[What you should do] Repeat word for word the lines from the one holding "What's the underlying" through the end, both ends included, and leave out every picture.

Structured figure records
══════════════════════════════

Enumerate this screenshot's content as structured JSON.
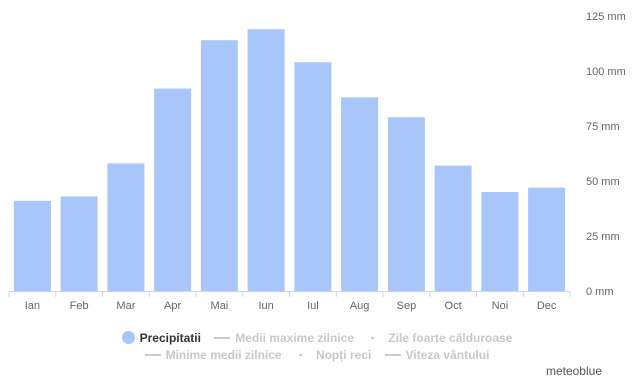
{
  "chart_data": {
    "type": "bar",
    "categories": [
      "Ian",
      "Feb",
      "Mar",
      "Apr",
      "Mai",
      "Iun",
      "Iul",
      "Aug",
      "Sep",
      "Oct",
      "Noi",
      "Dec"
    ],
    "series": [
      {
        "name": "Precipitatii",
        "values": [
          41,
          43,
          58,
          92,
          114,
          119,
          104,
          88,
          79,
          57,
          45,
          47
        ],
        "color": "#a9c6fb"
      }
    ],
    "y_axis": {
      "position": "right",
      "ticks": [
        0,
        25,
        50,
        75,
        100,
        125
      ],
      "tick_labels": [
        "0 mm",
        "25 mm",
        "50 mm",
        "75 mm",
        "100 mm",
        "125 mm"
      ],
      "ylim": [
        0,
        125
      ]
    },
    "grid": false,
    "legend": {
      "placement": "bottom",
      "items": [
        {
          "label": "Precipitatii",
          "symbol": "dot",
          "active": true
        },
        {
          "label": "Medii maxime zilnice",
          "symbol": "line",
          "active": false
        },
        {
          "label": "Zile foarte călduroase",
          "symbol": "dash",
          "active": false
        },
        {
          "label": "Minime medii zilnice",
          "symbol": "line",
          "active": false
        },
        {
          "label": "Nopți reci",
          "symbol": "dash",
          "active": false
        },
        {
          "label": "Viteza vântului",
          "symbol": "line",
          "active": false
        }
      ]
    }
  },
  "credit": "meteoblue"
}
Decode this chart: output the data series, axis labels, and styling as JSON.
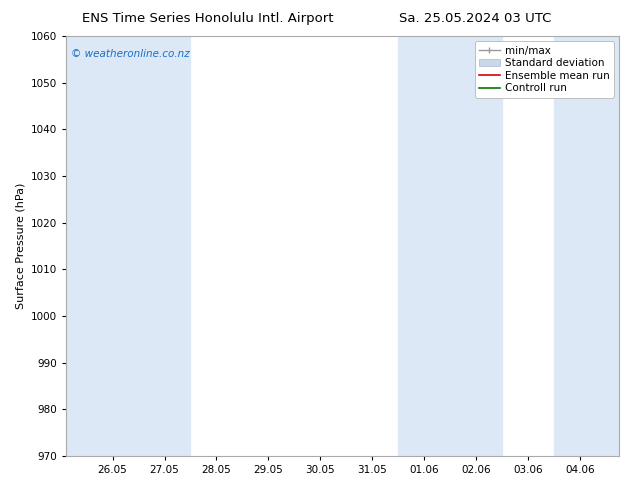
{
  "title_left": "ENS Time Series Honolulu Intl. Airport",
  "title_right": "Sa. 25.05.2024 03 UTC",
  "ylabel": "Surface Pressure (hPa)",
  "ylim": [
    970,
    1060
  ],
  "yticks": [
    970,
    980,
    990,
    1000,
    1010,
    1020,
    1030,
    1040,
    1050,
    1060
  ],
  "xtick_labels": [
    "26.05",
    "27.05",
    "28.05",
    "29.05",
    "30.05",
    "31.05",
    "01.06",
    "02.06",
    "03.06",
    "04.06"
  ],
  "watermark": "© weatheronline.co.nz",
  "watermark_color": "#1a6fc4",
  "bg_color": "#ffffff",
  "plot_bg_color": "#ffffff",
  "shaded_color": "#dce8f5",
  "legend_items": [
    {
      "label": "min/max"
    },
    {
      "label": "Standard deviation"
    },
    {
      "label": "Ensemble mean run"
    },
    {
      "label": "Controll run"
    }
  ],
  "title_fontsize": 9.5,
  "tick_fontsize": 7.5,
  "ylabel_fontsize": 8,
  "watermark_fontsize": 7.5,
  "legend_fontsize": 7.5
}
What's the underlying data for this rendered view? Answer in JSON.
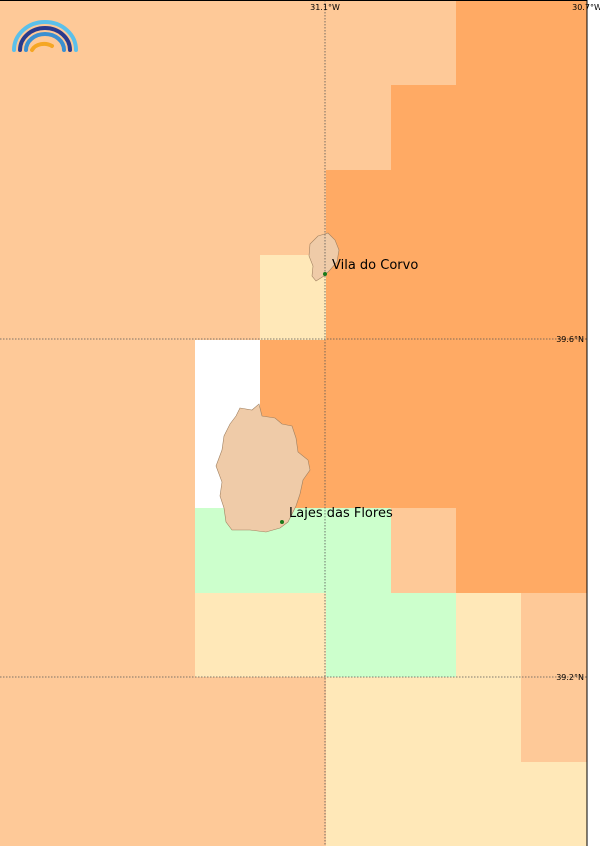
{
  "map": {
    "lon_labels": [
      "31.1°W",
      "30.7°W"
    ],
    "lat_labels": [
      "39.6°N",
      "39.2°N"
    ],
    "places": [
      {
        "label": "Vila do Corvo"
      },
      {
        "label": "Lajes das Flores"
      }
    ]
  }
}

══════════════════════════════

[Full solution]
What's the underlying data for this rendered view? Answer in JSON.
{
  "map": {
    "lon_labels": [
      "31.1°W",
      "30.7°W"
    ],
    "lat_labels": [
      "39.6°N",
      "39.2°N"
    ],
    "places": [
      {
        "label": "Vila do Corvo"
      },
      {
        "label": "Lajes das Flores"
      }
    ]
  }
}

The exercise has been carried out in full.